• DATASET ENTRIES:
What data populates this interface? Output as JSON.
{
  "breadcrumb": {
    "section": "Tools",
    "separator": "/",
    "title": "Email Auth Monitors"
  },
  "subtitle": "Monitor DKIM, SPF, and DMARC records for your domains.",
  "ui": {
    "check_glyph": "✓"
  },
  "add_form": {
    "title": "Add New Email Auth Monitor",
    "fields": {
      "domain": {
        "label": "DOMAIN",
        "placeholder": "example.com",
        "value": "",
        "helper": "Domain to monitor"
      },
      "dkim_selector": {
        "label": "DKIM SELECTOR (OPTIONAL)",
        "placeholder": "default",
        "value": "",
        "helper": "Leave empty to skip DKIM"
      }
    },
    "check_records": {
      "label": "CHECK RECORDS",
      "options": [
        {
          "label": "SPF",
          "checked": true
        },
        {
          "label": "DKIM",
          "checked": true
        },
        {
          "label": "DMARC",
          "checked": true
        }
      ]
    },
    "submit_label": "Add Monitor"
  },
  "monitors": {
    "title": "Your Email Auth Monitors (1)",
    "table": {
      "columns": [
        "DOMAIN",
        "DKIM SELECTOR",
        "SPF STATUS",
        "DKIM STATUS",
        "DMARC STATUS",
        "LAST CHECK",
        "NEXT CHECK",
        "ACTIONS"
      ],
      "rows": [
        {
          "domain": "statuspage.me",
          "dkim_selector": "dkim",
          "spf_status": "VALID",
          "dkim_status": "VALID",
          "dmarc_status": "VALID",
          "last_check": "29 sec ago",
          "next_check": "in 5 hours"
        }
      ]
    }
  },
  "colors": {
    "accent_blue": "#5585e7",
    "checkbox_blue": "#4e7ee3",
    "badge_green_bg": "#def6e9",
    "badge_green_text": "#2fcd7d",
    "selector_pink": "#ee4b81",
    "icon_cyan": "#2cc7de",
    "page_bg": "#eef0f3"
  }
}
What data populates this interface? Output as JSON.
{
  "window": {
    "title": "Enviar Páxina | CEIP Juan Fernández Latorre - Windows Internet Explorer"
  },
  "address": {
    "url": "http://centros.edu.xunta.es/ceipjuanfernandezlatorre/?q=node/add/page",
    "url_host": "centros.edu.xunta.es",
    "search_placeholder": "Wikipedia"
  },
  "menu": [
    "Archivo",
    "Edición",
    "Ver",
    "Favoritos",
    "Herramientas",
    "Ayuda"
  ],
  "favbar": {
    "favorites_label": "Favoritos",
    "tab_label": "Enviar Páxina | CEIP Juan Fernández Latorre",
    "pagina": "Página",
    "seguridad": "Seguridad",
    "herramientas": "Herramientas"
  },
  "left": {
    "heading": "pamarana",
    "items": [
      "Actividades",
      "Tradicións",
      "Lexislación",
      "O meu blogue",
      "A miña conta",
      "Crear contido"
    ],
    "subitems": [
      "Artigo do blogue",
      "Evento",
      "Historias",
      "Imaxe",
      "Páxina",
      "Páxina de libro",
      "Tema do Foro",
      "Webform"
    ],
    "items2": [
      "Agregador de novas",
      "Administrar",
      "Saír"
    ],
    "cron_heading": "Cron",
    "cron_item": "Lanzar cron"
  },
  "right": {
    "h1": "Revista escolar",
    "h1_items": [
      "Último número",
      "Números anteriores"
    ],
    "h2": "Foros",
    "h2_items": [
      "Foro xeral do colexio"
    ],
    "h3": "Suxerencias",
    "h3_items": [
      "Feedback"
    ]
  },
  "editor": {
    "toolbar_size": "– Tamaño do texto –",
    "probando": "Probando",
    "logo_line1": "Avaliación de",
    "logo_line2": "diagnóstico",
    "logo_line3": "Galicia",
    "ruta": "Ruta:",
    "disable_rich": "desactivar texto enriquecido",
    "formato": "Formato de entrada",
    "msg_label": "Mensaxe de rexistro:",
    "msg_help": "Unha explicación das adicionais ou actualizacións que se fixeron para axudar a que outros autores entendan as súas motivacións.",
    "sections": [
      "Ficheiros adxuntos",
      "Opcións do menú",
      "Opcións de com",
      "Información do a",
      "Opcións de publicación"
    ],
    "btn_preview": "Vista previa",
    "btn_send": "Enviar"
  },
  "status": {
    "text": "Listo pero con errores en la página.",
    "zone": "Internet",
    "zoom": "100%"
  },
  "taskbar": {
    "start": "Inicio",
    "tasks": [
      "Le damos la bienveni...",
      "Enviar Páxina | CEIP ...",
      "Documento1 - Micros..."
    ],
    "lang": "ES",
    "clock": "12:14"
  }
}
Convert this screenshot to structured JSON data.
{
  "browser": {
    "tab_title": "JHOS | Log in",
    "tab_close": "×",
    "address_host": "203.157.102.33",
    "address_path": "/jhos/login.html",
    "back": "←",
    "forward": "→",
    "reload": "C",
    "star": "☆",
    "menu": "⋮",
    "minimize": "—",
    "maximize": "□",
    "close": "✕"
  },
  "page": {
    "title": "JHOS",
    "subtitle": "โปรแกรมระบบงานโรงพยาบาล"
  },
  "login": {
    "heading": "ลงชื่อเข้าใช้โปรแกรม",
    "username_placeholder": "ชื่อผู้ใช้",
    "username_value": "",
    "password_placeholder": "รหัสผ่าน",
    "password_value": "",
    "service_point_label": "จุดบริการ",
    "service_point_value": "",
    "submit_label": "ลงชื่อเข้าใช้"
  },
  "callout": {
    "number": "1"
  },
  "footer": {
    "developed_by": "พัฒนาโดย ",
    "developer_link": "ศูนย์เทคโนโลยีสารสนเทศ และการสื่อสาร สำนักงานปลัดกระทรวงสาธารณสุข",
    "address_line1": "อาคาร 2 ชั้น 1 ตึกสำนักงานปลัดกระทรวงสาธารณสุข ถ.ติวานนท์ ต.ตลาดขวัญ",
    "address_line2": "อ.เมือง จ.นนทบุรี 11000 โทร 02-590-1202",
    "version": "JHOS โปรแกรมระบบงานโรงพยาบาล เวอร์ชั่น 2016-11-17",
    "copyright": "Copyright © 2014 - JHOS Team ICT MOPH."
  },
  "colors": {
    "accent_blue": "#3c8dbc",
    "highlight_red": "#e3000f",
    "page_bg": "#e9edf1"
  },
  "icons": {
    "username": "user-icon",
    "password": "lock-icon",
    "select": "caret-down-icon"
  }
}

• WHAT YOU NEED TO DO: From the data above, copy each line that holds "ดกระทรวงสาธารณส".

• EXERCISE SOLUTION:
    "developer_link": "ศูนย์เทคโนโลยีสารสนเทศ และการสื่อสาร สำนักงานปลัดกระทรวงสาธารณสุข",
    "address_line1": "อาคาร 2 ชั้น 1 ตึกสำนักงานปลัดกระทรวงสาธารณสุข ถ.ติวานนท์ ต.ตลาดขวัญ",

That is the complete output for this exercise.